_Material provided_.
>> begin

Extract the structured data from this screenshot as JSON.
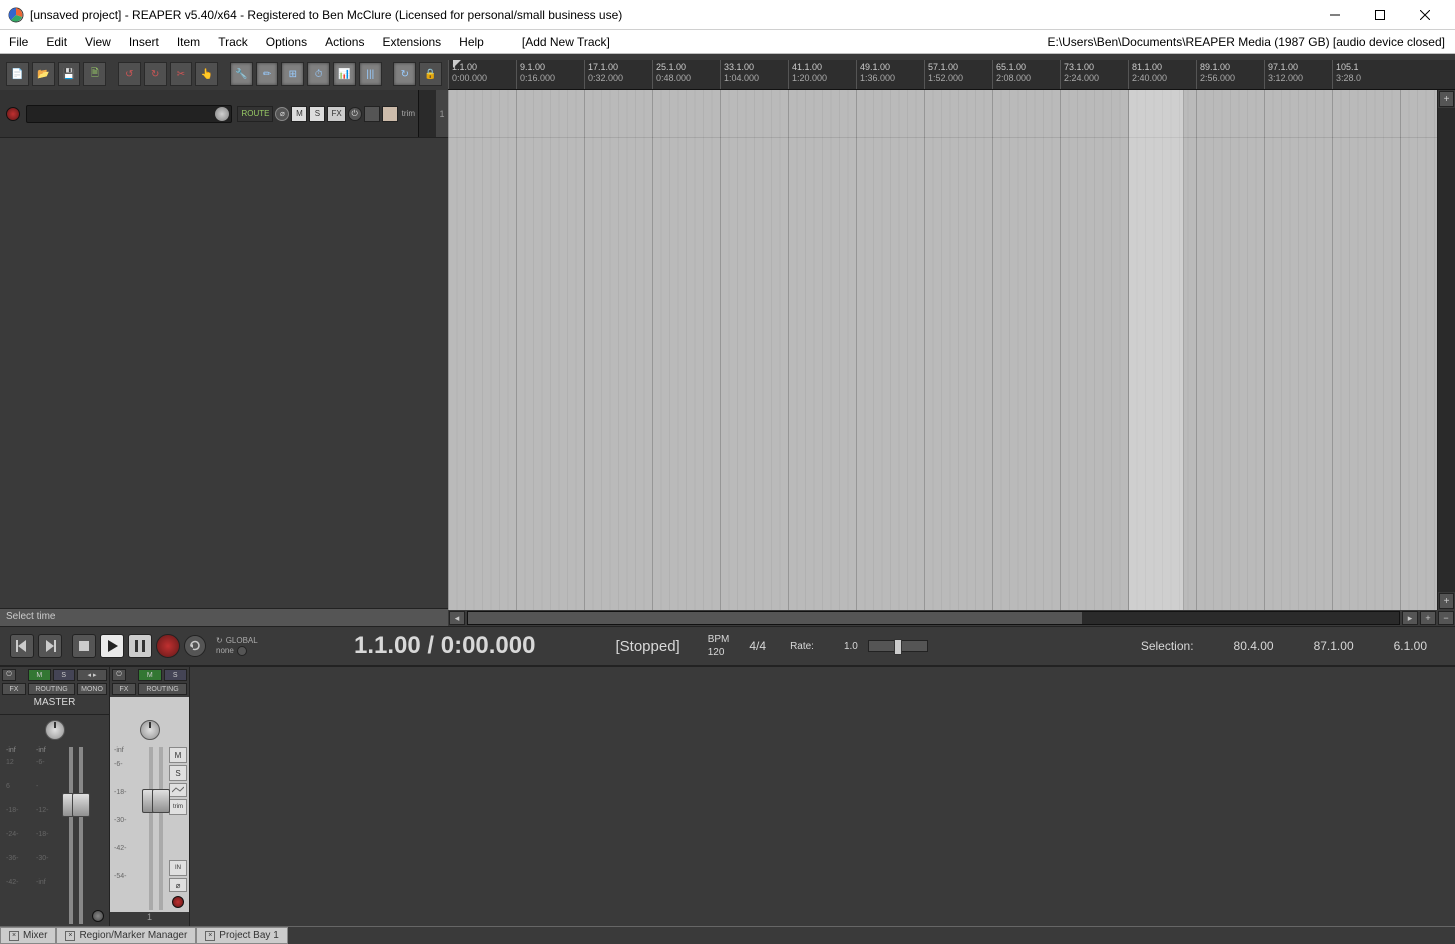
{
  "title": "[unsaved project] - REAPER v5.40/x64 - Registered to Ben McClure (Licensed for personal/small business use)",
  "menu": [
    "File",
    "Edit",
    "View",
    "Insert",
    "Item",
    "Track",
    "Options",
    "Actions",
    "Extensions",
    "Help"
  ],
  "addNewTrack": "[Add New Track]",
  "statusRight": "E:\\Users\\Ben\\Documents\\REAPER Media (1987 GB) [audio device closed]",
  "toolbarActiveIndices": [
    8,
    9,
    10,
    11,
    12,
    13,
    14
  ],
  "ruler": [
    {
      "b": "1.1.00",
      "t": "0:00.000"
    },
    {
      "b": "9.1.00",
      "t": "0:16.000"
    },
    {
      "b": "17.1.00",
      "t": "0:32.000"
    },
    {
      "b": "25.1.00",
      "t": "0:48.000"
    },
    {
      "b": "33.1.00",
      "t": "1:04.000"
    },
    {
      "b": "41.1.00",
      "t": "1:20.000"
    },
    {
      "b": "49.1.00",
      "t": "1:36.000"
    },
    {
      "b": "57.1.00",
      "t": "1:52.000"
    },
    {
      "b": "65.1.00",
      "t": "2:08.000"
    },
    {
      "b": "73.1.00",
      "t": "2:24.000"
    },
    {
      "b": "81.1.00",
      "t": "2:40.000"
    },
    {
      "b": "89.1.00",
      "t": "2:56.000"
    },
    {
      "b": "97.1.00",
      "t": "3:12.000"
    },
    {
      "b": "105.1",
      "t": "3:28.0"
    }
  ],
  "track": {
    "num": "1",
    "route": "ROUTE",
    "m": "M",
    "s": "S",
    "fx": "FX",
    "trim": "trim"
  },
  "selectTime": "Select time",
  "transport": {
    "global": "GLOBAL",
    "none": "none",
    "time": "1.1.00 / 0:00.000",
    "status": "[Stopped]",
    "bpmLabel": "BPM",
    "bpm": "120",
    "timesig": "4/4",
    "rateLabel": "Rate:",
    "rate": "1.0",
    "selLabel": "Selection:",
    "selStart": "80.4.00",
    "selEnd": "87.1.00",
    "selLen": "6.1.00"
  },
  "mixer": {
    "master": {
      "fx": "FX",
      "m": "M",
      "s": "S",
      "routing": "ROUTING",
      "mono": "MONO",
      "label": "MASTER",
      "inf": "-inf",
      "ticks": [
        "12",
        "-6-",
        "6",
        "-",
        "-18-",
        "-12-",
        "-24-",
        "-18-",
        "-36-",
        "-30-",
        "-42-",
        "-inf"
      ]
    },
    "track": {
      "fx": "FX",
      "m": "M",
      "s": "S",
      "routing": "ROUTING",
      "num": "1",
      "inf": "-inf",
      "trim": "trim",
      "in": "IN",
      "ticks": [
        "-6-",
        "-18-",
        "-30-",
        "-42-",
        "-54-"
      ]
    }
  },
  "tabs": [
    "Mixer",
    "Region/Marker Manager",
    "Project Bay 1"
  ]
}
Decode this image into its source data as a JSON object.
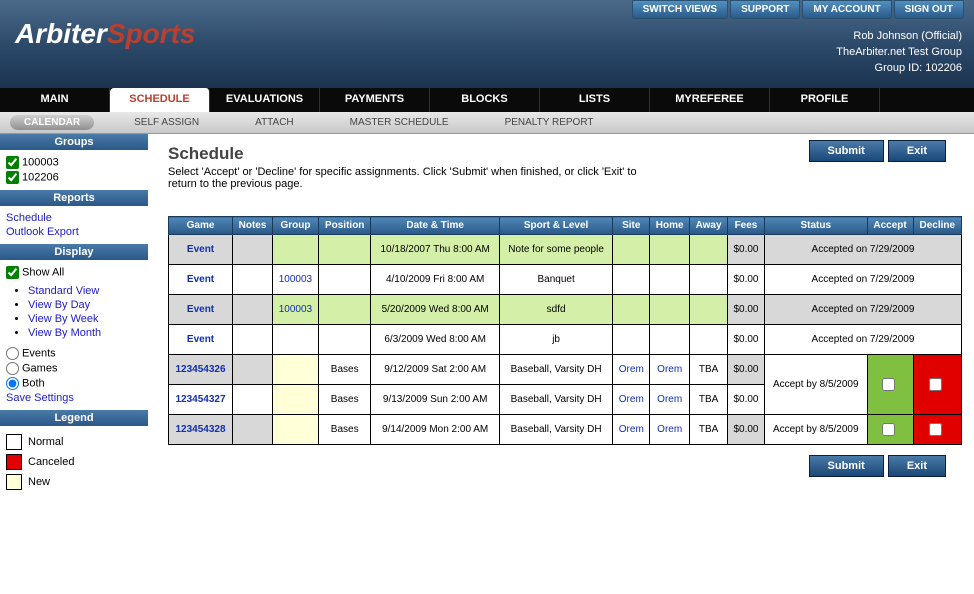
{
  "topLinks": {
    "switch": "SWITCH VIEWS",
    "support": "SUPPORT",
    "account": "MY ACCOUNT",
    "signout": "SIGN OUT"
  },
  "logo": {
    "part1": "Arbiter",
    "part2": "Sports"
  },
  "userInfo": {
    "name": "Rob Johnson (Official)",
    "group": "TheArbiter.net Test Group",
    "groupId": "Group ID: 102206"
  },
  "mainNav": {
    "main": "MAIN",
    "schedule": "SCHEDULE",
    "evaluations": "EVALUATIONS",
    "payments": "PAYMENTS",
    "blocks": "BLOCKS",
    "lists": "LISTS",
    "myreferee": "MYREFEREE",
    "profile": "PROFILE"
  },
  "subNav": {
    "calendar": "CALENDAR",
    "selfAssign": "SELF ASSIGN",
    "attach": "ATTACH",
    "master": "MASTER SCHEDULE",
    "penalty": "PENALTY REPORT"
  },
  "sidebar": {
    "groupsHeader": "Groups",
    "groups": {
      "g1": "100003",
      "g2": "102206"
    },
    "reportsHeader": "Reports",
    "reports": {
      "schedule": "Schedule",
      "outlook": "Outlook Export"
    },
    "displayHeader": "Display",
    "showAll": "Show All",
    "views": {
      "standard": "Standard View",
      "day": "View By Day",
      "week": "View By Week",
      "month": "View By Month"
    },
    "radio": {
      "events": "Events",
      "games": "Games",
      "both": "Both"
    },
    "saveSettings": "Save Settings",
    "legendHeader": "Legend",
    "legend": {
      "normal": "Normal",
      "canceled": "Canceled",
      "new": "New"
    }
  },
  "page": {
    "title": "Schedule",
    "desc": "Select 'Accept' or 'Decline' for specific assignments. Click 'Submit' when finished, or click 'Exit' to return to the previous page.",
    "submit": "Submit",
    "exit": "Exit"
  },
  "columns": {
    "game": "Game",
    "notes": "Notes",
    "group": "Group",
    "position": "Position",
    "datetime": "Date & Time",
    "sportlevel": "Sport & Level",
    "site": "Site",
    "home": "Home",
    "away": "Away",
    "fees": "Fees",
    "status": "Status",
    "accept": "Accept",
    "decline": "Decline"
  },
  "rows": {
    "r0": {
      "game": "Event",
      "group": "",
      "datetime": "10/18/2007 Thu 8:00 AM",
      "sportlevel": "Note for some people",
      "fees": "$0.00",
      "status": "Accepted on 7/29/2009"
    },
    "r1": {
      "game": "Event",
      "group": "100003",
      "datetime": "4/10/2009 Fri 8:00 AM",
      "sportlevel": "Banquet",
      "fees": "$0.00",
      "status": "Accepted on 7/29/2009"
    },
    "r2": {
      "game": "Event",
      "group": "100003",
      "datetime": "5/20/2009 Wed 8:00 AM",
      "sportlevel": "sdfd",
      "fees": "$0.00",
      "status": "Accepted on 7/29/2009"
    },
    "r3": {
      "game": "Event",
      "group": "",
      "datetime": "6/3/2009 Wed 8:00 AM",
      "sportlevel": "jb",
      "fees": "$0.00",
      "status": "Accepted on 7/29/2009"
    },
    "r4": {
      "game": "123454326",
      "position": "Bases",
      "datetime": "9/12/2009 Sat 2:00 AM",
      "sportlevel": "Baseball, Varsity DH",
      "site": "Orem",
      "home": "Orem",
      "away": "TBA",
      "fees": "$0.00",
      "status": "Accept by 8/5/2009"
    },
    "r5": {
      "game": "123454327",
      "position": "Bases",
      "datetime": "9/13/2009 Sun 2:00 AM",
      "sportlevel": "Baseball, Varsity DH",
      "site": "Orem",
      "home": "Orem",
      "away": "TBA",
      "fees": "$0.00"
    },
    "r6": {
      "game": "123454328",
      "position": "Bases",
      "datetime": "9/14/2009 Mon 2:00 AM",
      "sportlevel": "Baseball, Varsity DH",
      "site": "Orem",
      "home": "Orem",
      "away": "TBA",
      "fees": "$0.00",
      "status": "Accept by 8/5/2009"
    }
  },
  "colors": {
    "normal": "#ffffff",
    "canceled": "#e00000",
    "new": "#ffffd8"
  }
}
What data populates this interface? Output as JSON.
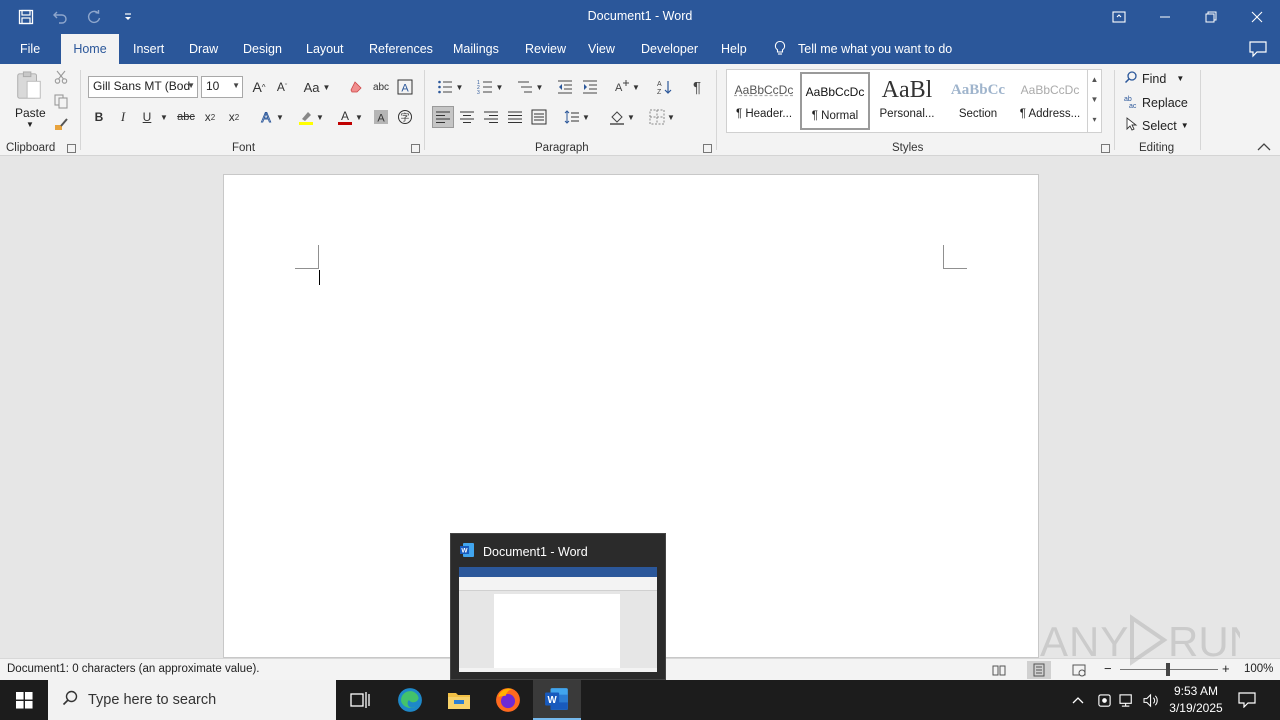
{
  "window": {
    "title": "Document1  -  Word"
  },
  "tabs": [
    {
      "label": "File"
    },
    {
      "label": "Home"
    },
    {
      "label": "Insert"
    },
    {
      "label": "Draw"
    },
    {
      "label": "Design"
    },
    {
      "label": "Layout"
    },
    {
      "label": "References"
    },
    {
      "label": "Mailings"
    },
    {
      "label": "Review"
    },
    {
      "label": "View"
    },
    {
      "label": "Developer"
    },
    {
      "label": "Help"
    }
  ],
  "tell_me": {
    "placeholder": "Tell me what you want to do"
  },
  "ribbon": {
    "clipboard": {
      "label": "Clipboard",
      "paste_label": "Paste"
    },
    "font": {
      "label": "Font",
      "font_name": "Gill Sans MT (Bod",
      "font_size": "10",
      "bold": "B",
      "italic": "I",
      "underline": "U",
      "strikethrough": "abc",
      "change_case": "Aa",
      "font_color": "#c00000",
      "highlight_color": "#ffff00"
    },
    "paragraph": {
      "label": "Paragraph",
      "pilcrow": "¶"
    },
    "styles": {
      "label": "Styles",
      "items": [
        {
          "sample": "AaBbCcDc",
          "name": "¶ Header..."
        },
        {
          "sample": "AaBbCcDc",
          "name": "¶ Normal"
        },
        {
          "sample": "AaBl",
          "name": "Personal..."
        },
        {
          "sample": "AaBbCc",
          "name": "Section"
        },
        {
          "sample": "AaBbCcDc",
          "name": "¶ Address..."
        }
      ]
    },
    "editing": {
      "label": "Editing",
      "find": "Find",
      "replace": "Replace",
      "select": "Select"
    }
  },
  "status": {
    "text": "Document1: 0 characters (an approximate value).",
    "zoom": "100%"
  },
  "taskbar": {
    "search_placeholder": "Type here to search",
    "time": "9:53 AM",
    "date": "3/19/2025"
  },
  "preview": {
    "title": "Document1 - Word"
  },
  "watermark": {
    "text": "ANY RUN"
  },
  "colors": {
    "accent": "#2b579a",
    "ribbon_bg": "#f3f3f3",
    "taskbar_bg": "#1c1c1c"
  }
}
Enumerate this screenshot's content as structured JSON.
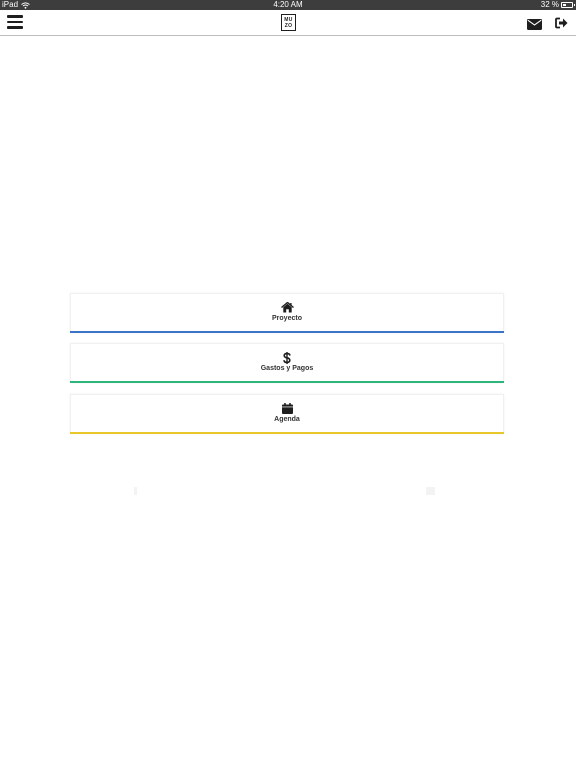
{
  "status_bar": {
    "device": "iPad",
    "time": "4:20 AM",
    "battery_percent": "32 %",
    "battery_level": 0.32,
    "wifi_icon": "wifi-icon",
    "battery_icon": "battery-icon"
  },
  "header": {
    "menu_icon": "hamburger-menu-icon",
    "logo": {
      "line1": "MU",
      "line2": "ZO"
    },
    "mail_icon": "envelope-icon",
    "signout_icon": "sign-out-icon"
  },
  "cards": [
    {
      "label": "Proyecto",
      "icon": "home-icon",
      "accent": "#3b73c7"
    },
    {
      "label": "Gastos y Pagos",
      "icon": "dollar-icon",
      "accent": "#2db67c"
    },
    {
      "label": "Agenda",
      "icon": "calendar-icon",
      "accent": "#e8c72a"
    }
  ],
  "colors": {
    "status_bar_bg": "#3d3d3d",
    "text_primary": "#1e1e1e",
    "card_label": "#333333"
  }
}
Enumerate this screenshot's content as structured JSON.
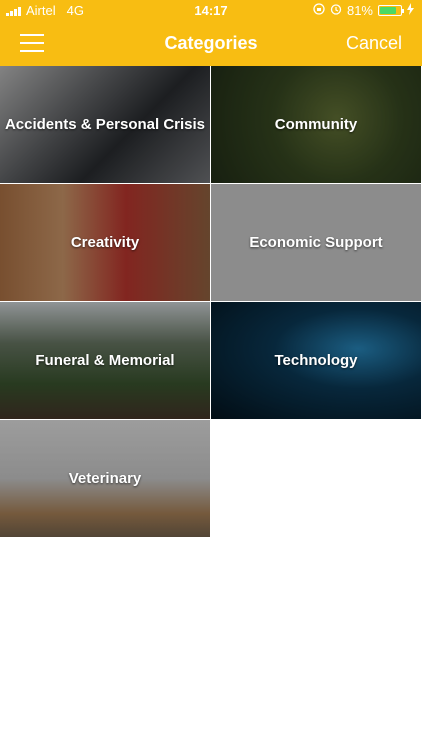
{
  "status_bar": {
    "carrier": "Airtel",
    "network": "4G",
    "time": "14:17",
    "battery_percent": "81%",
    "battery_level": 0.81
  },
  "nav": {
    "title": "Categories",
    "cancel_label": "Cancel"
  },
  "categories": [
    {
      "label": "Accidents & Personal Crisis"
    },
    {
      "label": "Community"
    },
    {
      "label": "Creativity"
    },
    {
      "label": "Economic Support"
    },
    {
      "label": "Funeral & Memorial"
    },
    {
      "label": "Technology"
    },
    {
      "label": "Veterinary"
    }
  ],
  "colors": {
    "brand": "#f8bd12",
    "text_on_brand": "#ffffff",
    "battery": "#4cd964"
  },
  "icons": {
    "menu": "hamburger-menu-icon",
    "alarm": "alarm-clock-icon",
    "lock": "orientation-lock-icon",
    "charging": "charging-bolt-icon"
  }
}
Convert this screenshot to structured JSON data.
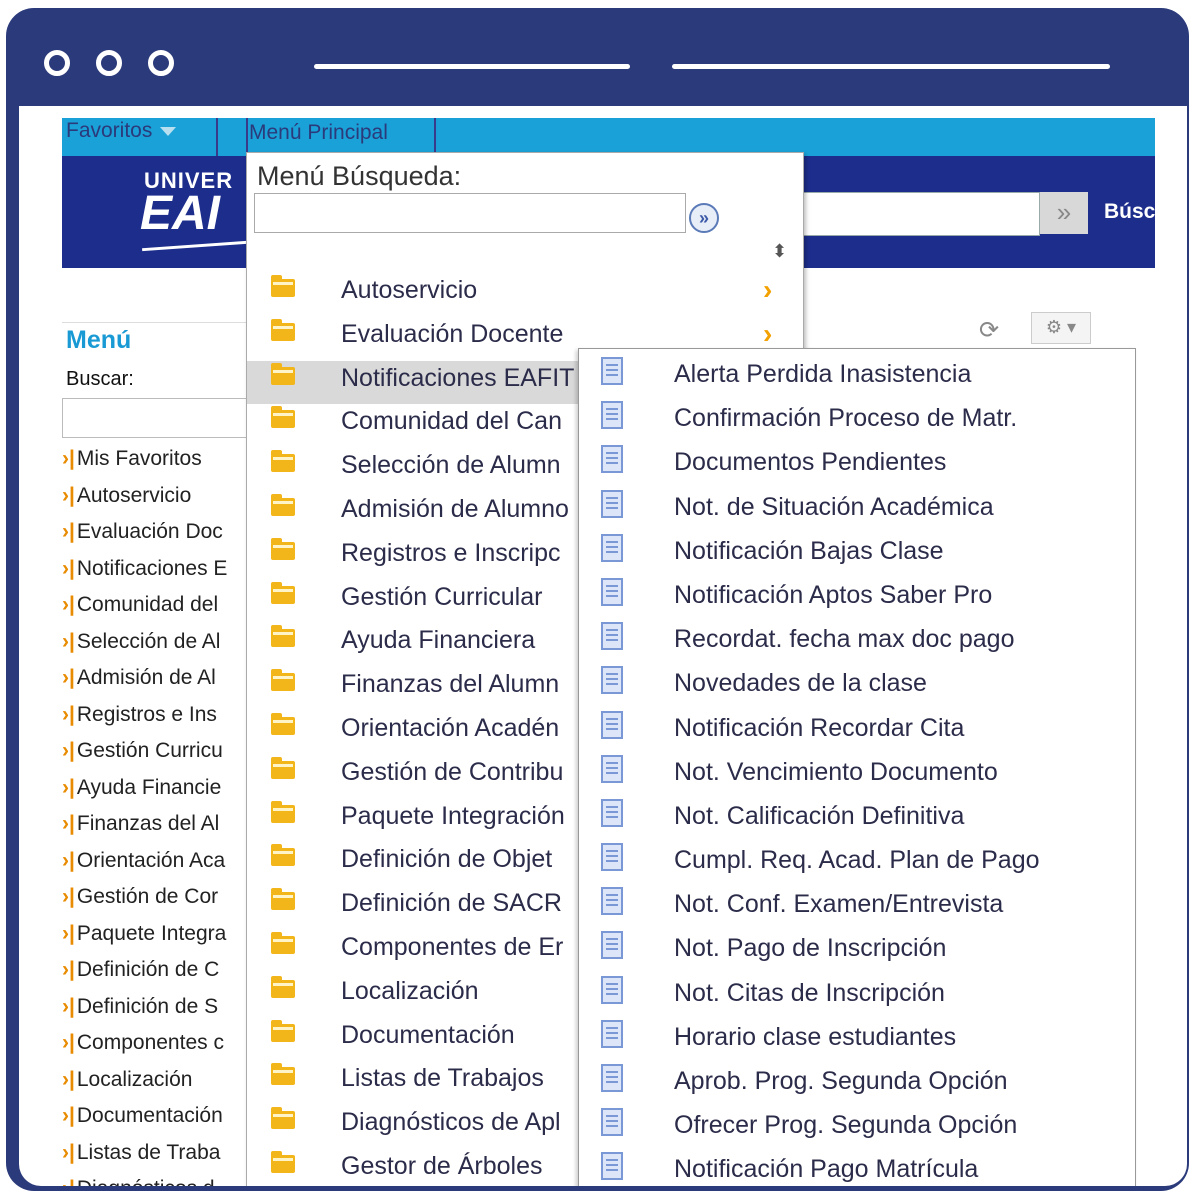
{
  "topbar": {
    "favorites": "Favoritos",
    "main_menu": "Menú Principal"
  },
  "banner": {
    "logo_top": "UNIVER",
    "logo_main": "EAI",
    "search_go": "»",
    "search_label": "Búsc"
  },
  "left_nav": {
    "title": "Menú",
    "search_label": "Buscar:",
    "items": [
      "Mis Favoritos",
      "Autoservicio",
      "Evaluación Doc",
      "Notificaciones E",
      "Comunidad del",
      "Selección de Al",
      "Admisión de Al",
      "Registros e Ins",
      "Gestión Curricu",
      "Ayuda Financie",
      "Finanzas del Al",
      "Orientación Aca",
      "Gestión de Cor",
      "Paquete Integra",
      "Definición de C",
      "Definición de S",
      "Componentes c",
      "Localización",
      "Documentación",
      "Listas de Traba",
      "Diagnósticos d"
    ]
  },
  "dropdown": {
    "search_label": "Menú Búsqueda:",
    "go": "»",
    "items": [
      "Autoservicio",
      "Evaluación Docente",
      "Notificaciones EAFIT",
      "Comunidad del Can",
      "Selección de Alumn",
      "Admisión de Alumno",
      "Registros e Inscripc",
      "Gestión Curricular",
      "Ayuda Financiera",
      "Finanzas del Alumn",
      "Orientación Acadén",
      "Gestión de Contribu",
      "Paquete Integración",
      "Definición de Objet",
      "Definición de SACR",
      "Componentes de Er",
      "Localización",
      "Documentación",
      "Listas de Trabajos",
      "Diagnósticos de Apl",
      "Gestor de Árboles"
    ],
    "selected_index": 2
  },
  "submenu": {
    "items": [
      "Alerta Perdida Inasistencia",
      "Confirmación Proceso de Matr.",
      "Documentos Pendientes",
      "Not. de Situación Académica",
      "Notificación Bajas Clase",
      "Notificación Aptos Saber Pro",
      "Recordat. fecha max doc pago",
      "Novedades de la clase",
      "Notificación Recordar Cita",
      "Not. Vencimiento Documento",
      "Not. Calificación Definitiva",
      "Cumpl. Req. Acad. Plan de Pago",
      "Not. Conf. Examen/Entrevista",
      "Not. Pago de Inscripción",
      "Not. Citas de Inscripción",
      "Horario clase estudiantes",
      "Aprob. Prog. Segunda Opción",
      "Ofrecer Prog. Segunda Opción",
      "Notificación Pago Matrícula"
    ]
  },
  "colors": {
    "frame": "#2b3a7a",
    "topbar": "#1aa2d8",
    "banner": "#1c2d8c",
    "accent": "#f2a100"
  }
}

>> end

_Requirements_.
Your task is to gather every line with the word "hamburger" and copy it.

_Exercise output_.
    "menu_icon": "hamburger-menu-icon",
    "menu": "hamburger-menu-icon",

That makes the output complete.